◆ **WHAT YOU ARE ASKED TO DO**: The data must be written out once more, precisely as given.

◆ **INPUT**:

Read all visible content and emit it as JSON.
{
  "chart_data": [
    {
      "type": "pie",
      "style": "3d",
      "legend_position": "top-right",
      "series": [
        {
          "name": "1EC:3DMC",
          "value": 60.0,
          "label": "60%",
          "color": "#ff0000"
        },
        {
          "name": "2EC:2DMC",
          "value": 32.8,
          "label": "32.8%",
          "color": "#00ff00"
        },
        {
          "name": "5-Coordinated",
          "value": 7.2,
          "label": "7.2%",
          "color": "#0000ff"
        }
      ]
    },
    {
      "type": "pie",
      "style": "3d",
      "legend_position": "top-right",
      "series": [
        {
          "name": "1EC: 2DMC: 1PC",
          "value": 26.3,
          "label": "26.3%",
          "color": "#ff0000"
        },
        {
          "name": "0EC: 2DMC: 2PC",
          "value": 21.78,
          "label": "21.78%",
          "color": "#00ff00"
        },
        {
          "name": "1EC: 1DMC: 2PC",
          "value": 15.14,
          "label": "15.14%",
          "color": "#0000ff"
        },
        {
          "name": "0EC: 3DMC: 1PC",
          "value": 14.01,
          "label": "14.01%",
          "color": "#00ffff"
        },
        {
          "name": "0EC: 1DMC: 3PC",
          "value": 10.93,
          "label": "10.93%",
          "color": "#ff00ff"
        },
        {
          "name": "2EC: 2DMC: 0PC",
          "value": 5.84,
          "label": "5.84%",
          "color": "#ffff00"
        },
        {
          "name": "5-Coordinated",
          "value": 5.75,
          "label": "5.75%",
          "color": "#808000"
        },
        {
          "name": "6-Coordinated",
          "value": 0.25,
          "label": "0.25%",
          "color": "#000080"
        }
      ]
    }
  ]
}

◆ **ANSWER**:
Read all visible content and emit it as JSON.
{
  "chart_data": [
    {
      "type": "pie",
      "style": "3d",
      "legend_position": "top-right",
      "series": [
        {
          "name": "1EC:3DMC",
          "value": 60.0,
          "label": "60%",
          "color": "#ff0000"
        },
        {
          "name": "2EC:2DMC",
          "value": 32.8,
          "label": "32.8%",
          "color": "#00ff00"
        },
        {
          "name": "5-Coordinated",
          "value": 7.2,
          "label": "7.2%",
          "color": "#0000ff"
        }
      ]
    },
    {
      "type": "pie",
      "style": "3d",
      "legend_position": "top-right",
      "series": [
        {
          "name": "1EC: 2DMC: 1PC",
          "value": 26.3,
          "label": "26.3%",
          "color": "#ff0000"
        },
        {
          "name": "0EC: 2DMC: 2PC",
          "value": 21.78,
          "label": "21.78%",
          "color": "#00ff00"
        },
        {
          "name": "1EC: 1DMC: 2PC",
          "value": 15.14,
          "label": "15.14%",
          "color": "#0000ff"
        },
        {
          "name": "0EC: 3DMC: 1PC",
          "value": 14.01,
          "label": "14.01%",
          "color": "#00ffff"
        },
        {
          "name": "0EC: 1DMC: 3PC",
          "value": 10.93,
          "label": "10.93%",
          "color": "#ff00ff"
        },
        {
          "name": "2EC: 2DMC: 0PC",
          "value": 5.84,
          "label": "5.84%",
          "color": "#ffff00"
        },
        {
          "name": "5-Coordinated",
          "value": 5.75,
          "label": "5.75%",
          "color": "#808000"
        },
        {
          "name": "6-Coordinated",
          "value": 0.25,
          "label": "0.25%",
          "color": "#000080"
        }
      ]
    }
  ]
}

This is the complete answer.